A nationwide internet blackout in Iran has frozen access for 7 million crypto users and stalled billions in flows, but global hashrate and BTC price remain unaffected.

Digital Darkness Hits 7 Million Users

Iran plunged into a confirmed nationwide internet blackout Thursday amid escalating anti-regime protests that have left at least 44 dead. The shutdown has effectively air-gapped an estimated seven million Iranian crypto users from the global market, freezing access to what TRM Labs identified as $3.7 billion in crypto flows tracked between January and July 2025.

Real-time network data from NetBlocks corroborated the collapse in connectivity, which follows a week of intensifying demonstrations over economic deterioration. For local users, the blackout is catastrophic. With domestic exchange Nobitex still limping after a $90 million hack in June 2025, the inability to access foreign liquidity pools or even broadcast transactions has rendered digital assets temporarily illiquid for the civilian population.

Market Reaction: Bitcoin Shrugs

The blackout triggered zero volatility in global spot markets. Bitcoin (BTC) held firm at $91,000 (+0.5%) Friday morning, while Ethereum (ETH) consolidated near $3,100. The market’s indifference highlights a shift in risk pricing: Iran’s influence on price discovery has evaporated as institutional flows from ETFs dominate order books.

List of tasks:
#1 Return, word for word, the portion of the Iran internet blackout text that opens with the words containing "Iran plunged into" and closes with "and July 2025.".
#2 Supply the next part of the text on Iran's internet blackout and crypto users, continuing from the point where it stops.

Recorded data:
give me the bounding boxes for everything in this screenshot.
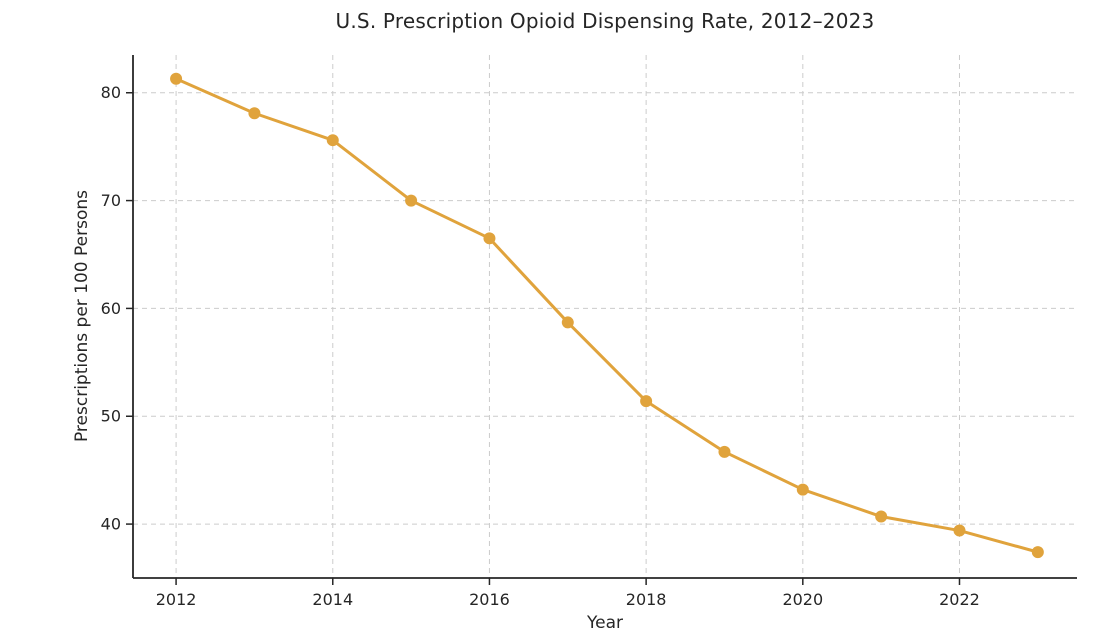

Answers per task:
#1
Iran plunged into a confirmed nationwide internet blackout Thursday amid escalating anti-regime protests that have left at least 44 dead. The shutdown has effectively air-gapped an estimated seven million Iranian crypto users from the global market, freezing access to what TRM Labs identified as $3.7 billion in crypto flows tracked between January and July 2025.

#2
The Mining Myth

Fears of a hashrate crash are mathematically unfounded. While Iran was once a heavyweight miner, state crackdowns and power shortages have whittled its share of global hashrate to between 2-4%. Even if every Iranian rig went offline instantly, the drop would be within the margin of daily variance.

The network difficulty adjustment mechanism automates the response to any hashrate drop. A <5% loss is absorbed within a single epoch (2,016 blocks), making the event a non-factor for network security.

Satellite and Starlink: The Last Mile

With terrestrial internet severed, users are reverting to high-latency alternatives. Smuggled Starlink terminals, though illegal, offer the only high-bandwidth uplink capable of broadcasting transactions. For passive monitoring, Blockstream Satellite continues to broadcast Bitcoin blocks to the region, allowing users with a receiver to sync their nodes without an internet connection. However, the inability to transmit data without an uplink remains the critical failure point for commerce.